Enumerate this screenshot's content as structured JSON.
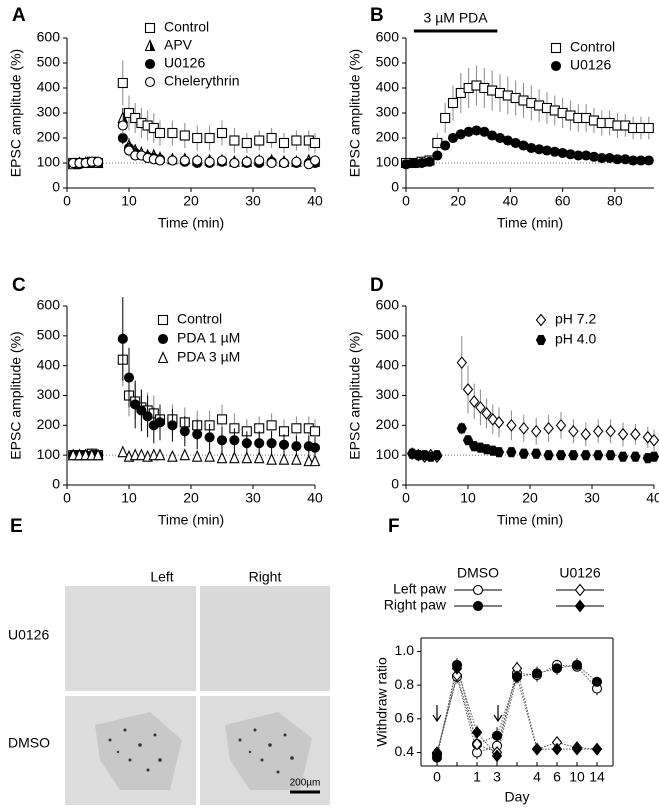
{
  "chart_data": [
    {
      "label": "A",
      "type": "scatter",
      "xlabel": "Time (min)",
      "ylabel": "EPSC amplitude (%)",
      "x": [
        1,
        2,
        3,
        4,
        5,
        9,
        10,
        11,
        12,
        13,
        14,
        15,
        17,
        19,
        21,
        23,
        25,
        27,
        29,
        31,
        33,
        35,
        37,
        39,
        40
      ],
      "xlim": [
        0,
        40
      ],
      "xticks": [
        0,
        10,
        20,
        30,
        40
      ],
      "ylim": [
        0,
        600
      ],
      "yticks": [
        0,
        100,
        200,
        300,
        400,
        500,
        600
      ],
      "reference_line": 100,
      "series": [
        {
          "name": "Control",
          "marker": "square-open",
          "color": "#000",
          "values": [
            100,
            100,
            100,
            105,
            100,
            420,
            300,
            280,
            260,
            250,
            240,
            220,
            220,
            210,
            200,
            200,
            220,
            190,
            180,
            190,
            200,
            180,
            190,
            190,
            180
          ],
          "errors": [
            10,
            10,
            10,
            10,
            10,
            90,
            70,
            60,
            60,
            60,
            60,
            50,
            50,
            50,
            50,
            50,
            50,
            50,
            40,
            40,
            40,
            40,
            40,
            40,
            40
          ]
        },
        {
          "name": "APV",
          "marker": "triangle-half",
          "color": "#000",
          "values": [
            95,
            100,
            100,
            100,
            100,
            280,
            170,
            150,
            140,
            130,
            130,
            120,
            115,
            115,
            110,
            110,
            110,
            105,
            105,
            110,
            110,
            105,
            105,
            110,
            105
          ],
          "errors": [
            10,
            10,
            10,
            10,
            10,
            40,
            30,
            25,
            25,
            20,
            20,
            20,
            20,
            20,
            15,
            15,
            15,
            15,
            15,
            15,
            15,
            15,
            15,
            15,
            15
          ]
        },
        {
          "name": "U0126",
          "marker": "circle-filled",
          "color": "#000",
          "values": [
            100,
            95,
            100,
            100,
            105,
            200,
            160,
            140,
            130,
            125,
            120,
            115,
            110,
            105,
            100,
            100,
            105,
            100,
            100,
            100,
            105,
            100,
            100,
            100,
            100
          ],
          "errors": [
            8,
            8,
            8,
            8,
            8,
            25,
            20,
            18,
            15,
            15,
            15,
            12,
            12,
            12,
            12,
            12,
            12,
            10,
            10,
            10,
            10,
            10,
            10,
            10,
            10
          ]
        },
        {
          "name": "Chelerythrin",
          "marker": "circle-open",
          "color": "#000",
          "values": [
            100,
            100,
            100,
            105,
            105,
            250,
            150,
            130,
            130,
            120,
            115,
            110,
            110,
            110,
            110,
            105,
            110,
            100,
            105,
            110,
            100,
            100,
            105,
            95,
            110
          ],
          "errors": [
            8,
            8,
            8,
            8,
            8,
            35,
            25,
            20,
            20,
            18,
            15,
            15,
            15,
            15,
            15,
            12,
            12,
            12,
            12,
            12,
            12,
            12,
            12,
            12,
            12
          ]
        }
      ]
    },
    {
      "label": "B",
      "type": "scatter",
      "xlabel": "Time (min)",
      "ylabel": "EPSC amplitude (%)",
      "x": [
        0,
        3,
        6,
        9,
        12,
        15,
        18,
        21,
        24,
        27,
        30,
        33,
        36,
        39,
        42,
        45,
        48,
        51,
        54,
        57,
        60,
        63,
        66,
        69,
        72,
        75,
        78,
        81,
        84,
        87,
        90,
        93
      ],
      "xlim": [
        0,
        95
      ],
      "xticks": [
        0,
        20,
        40,
        60,
        80
      ],
      "ylim": [
        0,
        600
      ],
      "yticks": [
        0,
        100,
        200,
        300,
        400,
        500,
        600
      ],
      "reference_line": 100,
      "annotation": {
        "text": "3 µM PDA",
        "start": 3,
        "end": 35
      },
      "series": [
        {
          "name": "Control",
          "marker": "square-open",
          "color": "#000",
          "values": [
            100,
            100,
            105,
            110,
            180,
            280,
            340,
            380,
            400,
            410,
            400,
            390,
            380,
            370,
            360,
            350,
            340,
            330,
            320,
            310,
            300,
            290,
            280,
            280,
            270,
            260,
            260,
            250,
            250,
            240,
            240,
            240
          ],
          "errors": [
            10,
            10,
            15,
            20,
            40,
            60,
            70,
            80,
            80,
            80,
            80,
            80,
            75,
            75,
            70,
            70,
            70,
            65,
            65,
            60,
            60,
            60,
            55,
            55,
            50,
            50,
            50,
            50,
            45,
            45,
            45,
            45
          ]
        },
        {
          "name": "U0126",
          "marker": "circle-filled",
          "color": "#000",
          "values": [
            95,
            100,
            100,
            105,
            130,
            170,
            200,
            215,
            225,
            230,
            225,
            210,
            200,
            190,
            180,
            170,
            160,
            155,
            150,
            145,
            140,
            135,
            130,
            130,
            125,
            120,
            120,
            115,
            115,
            110,
            110,
            110
          ],
          "errors": [
            8,
            8,
            8,
            10,
            15,
            20,
            20,
            20,
            20,
            20,
            20,
            20,
            20,
            18,
            18,
            16,
            16,
            15,
            15,
            14,
            14,
            13,
            13,
            12,
            12,
            12,
            12,
            12,
            11,
            11,
            11,
            11
          ]
        }
      ]
    },
    {
      "label": "C",
      "type": "scatter",
      "xlabel": "Time (min)",
      "ylabel": "EPSC amplitude (%)",
      "x": [
        1,
        2,
        3,
        4,
        5,
        9,
        10,
        11,
        12,
        13,
        14,
        15,
        17,
        19,
        21,
        23,
        25,
        27,
        29,
        31,
        33,
        35,
        37,
        39,
        40
      ],
      "xlim": [
        0,
        40
      ],
      "xticks": [
        0,
        10,
        20,
        30,
        40
      ],
      "ylim": [
        0,
        600
      ],
      "yticks": [
        0,
        100,
        200,
        300,
        400,
        500,
        600
      ],
      "reference_line": 100,
      "series": [
        {
          "name": "Control",
          "marker": "square-open",
          "color": "#000",
          "values": [
            100,
            100,
            100,
            105,
            100,
            420,
            300,
            280,
            260,
            250,
            240,
            220,
            220,
            210,
            200,
            200,
            220,
            190,
            180,
            190,
            200,
            180,
            190,
            190,
            180
          ],
          "errors": [
            10,
            10,
            10,
            10,
            10,
            90,
            70,
            60,
            60,
            60,
            60,
            50,
            50,
            50,
            50,
            50,
            50,
            50,
            40,
            40,
            40,
            40,
            40,
            40,
            40
          ]
        },
        {
          "name": "PDA 1 µM",
          "marker": "circle-filled",
          "color": "#000",
          "values": [
            100,
            100,
            100,
            100,
            100,
            490,
            360,
            270,
            250,
            230,
            200,
            210,
            200,
            180,
            170,
            160,
            150,
            150,
            140,
            140,
            140,
            135,
            130,
            130,
            125
          ],
          "errors": [
            10,
            10,
            10,
            10,
            10,
            140,
            100,
            80,
            70,
            70,
            60,
            60,
            55,
            50,
            50,
            45,
            45,
            40,
            40,
            40,
            40,
            35,
            35,
            35,
            35
          ]
        },
        {
          "name": "PDA 3 µM",
          "marker": "triangle-open",
          "color": "#000",
          "values": [
            100,
            100,
            100,
            100,
            100,
            110,
            95,
            100,
            100,
            95,
            100,
            100,
            95,
            100,
            95,
            95,
            90,
            90,
            90,
            90,
            85,
            85,
            85,
            80,
            80
          ],
          "errors": [
            5,
            5,
            5,
            5,
            5,
            12,
            10,
            10,
            10,
            10,
            10,
            10,
            10,
            10,
            10,
            10,
            10,
            10,
            10,
            10,
            10,
            10,
            10,
            10,
            10
          ]
        }
      ]
    },
    {
      "label": "D",
      "type": "scatter",
      "xlabel": "Time (min)",
      "ylabel": "EPSC amplitude (%)",
      "x": [
        1,
        2,
        3,
        4,
        5,
        9,
        10,
        11,
        12,
        13,
        14,
        15,
        17,
        19,
        21,
        23,
        25,
        27,
        29,
        31,
        33,
        35,
        37,
        39,
        40
      ],
      "xlim": [
        0,
        40
      ],
      "xticks": [
        0,
        10,
        20,
        30,
        40
      ],
      "ylim": [
        0,
        600
      ],
      "yticks": [
        0,
        100,
        200,
        300,
        400,
        500,
        600
      ],
      "reference_line": 100,
      "series": [
        {
          "name": "pH 7.2",
          "marker": "diamond-open",
          "color": "#000",
          "values": [
            105,
            100,
            95,
            100,
            95,
            410,
            320,
            280,
            260,
            240,
            220,
            210,
            200,
            190,
            180,
            190,
            200,
            180,
            170,
            180,
            180,
            170,
            170,
            160,
            150
          ],
          "errors": [
            10,
            10,
            10,
            10,
            10,
            90,
            80,
            60,
            60,
            50,
            50,
            50,
            50,
            45,
            45,
            45,
            45,
            40,
            40,
            40,
            40,
            40,
            35,
            35,
            35
          ]
        },
        {
          "name": "pH 4.0",
          "marker": "hexagon-filled",
          "color": "#000",
          "values": [
            105,
            100,
            100,
            95,
            100,
            190,
            150,
            130,
            125,
            120,
            115,
            110,
            110,
            105,
            105,
            100,
            100,
            100,
            100,
            100,
            100,
            95,
            95,
            90,
            95
          ],
          "errors": [
            8,
            8,
            8,
            8,
            8,
            20,
            15,
            15,
            12,
            12,
            10,
            10,
            10,
            10,
            10,
            10,
            10,
            10,
            10,
            10,
            10,
            10,
            10,
            10,
            10
          ]
        }
      ]
    },
    {
      "label": "F",
      "type": "line",
      "xlabel": "Day",
      "ylabel": "Withdraw ratio",
      "categories": [
        "0",
        null,
        "1",
        "3",
        null,
        "4",
        "6",
        "10",
        "14"
      ],
      "ylim": [
        0.32,
        1.08
      ],
      "yticks": [
        {
          "value": 0.4,
          "label": "0.4"
        },
        {
          "value": 0.6,
          "label": "0.6"
        },
        {
          "value": 0.8,
          "label": "0.8"
        },
        {
          "value": 1.0,
          "label": "1.0"
        }
      ],
      "legend_columns": [
        "DMSO",
        "U0126"
      ],
      "legend_rows": [
        "Left paw",
        "Right paw"
      ],
      "series": [
        {
          "marker": "circle-open",
          "color": "#000",
          "values": [
            0.39,
            0.85,
            0.4,
            0.44,
            0.87,
            0.86,
            0.92,
            0.91,
            0.78
          ],
          "errors": [
            0.03,
            0.04,
            0.04,
            0.04,
            0.04,
            0.04,
            0.03,
            0.03,
            0.04
          ]
        },
        {
          "marker": "circle-filled",
          "color": "#000",
          "values": [
            0.37,
            0.92,
            0.45,
            0.5,
            0.85,
            0.87,
            0.9,
            0.92,
            0.82
          ],
          "errors": [
            0.03,
            0.04,
            0.04,
            0.05,
            0.04,
            0.04,
            0.04,
            0.04,
            0.03
          ]
        },
        {
          "marker": "diamond-open",
          "color": "#000",
          "values": [
            0.4,
            0.86,
            0.45,
            0.4,
            0.9,
            0.42,
            0.46,
            0.43,
            0.42
          ],
          "errors": [
            0.03,
            0.04,
            0.04,
            0.04,
            0.04,
            0.03,
            0.03,
            0.03,
            0.03
          ]
        },
        {
          "marker": "diamond-filled",
          "color": "#000",
          "values": [
            0.39,
            0.9,
            0.52,
            0.38,
            0.85,
            0.42,
            0.42,
            0.42,
            0.42
          ],
          "errors": [
            0.03,
            0.04,
            0.04,
            0.04,
            0.04,
            0.03,
            0.03,
            0.03,
            0.03
          ]
        }
      ]
    }
  ],
  "image_panel": {
    "label": "E",
    "columns": [
      "Left",
      "Right"
    ],
    "rows": [
      "U0126",
      "DMSO"
    ],
    "scale_bar": "200µm"
  }
}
******
_WHAT THIS TASK INVOLVES_.
Gather up the lines that contain the word "name".

_SOLUTION TO THIS EXERCISE_.
          "name": "Control",
          "name": "APV",
          "name": "U0126",
          "name": "Chelerythrin",
          "name": "Control",
          "name": "U0126",
          "name": "Control",
          "name": "PDA 1 µM",
          "name": "PDA 3 µM",
          "name": "pH 7.2",
          "name": "pH 4.0",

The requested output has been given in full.